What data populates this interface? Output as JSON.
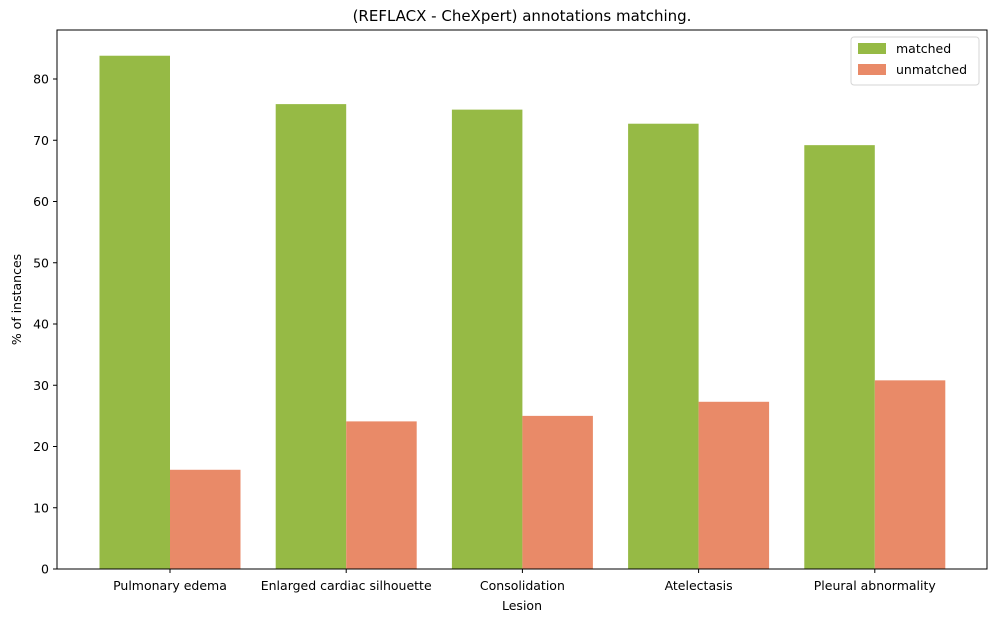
{
  "chart_data": {
    "type": "bar",
    "title": "(REFLACX - CheXpert) annotations matching.",
    "xlabel": "Lesion",
    "ylabel": "% of instances",
    "categories": [
      "Pulmonary edema",
      "Enlarged cardiac silhouette",
      "Consolidation",
      "Atelectasis",
      "Pleural abnormality"
    ],
    "series": [
      {
        "name": "matched",
        "color": "#96ba45",
        "values": [
          83.8,
          75.9,
          75.0,
          72.7,
          69.2
        ]
      },
      {
        "name": "unmatched",
        "color": "#e98a68",
        "values": [
          16.2,
          24.1,
          25.0,
          27.3,
          30.8
        ]
      }
    ],
    "ylim": [
      0,
      88
    ],
    "yticks": [
      0,
      10,
      20,
      30,
      40,
      50,
      60,
      70,
      80
    ],
    "grid": false,
    "legend": "top-right"
  }
}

○ ○ ○ ○ ○

**THE REQUEST:**
Leave the pictures out and write out every entry exactly as given.

**ANSWER:**
What data populates this interface? Output as JSON.
{
  "chart_data": {
    "type": "bar",
    "title": "(REFLACX - CheXpert) annotations matching.",
    "xlabel": "Lesion",
    "ylabel": "% of instances",
    "categories": [
      "Pulmonary edema",
      "Enlarged cardiac silhouette",
      "Consolidation",
      "Atelectasis",
      "Pleural abnormality"
    ],
    "series": [
      {
        "name": "matched",
        "color": "#96ba45",
        "values": [
          83.8,
          75.9,
          75.0,
          72.7,
          69.2
        ]
      },
      {
        "name": "unmatched",
        "color": "#e98a68",
        "values": [
          16.2,
          24.1,
          25.0,
          27.3,
          30.8
        ]
      }
    ],
    "ylim": [
      0,
      88
    ],
    "yticks": [
      0,
      10,
      20,
      30,
      40,
      50,
      60,
      70,
      80
    ],
    "grid": false,
    "legend": "top-right"
  }
}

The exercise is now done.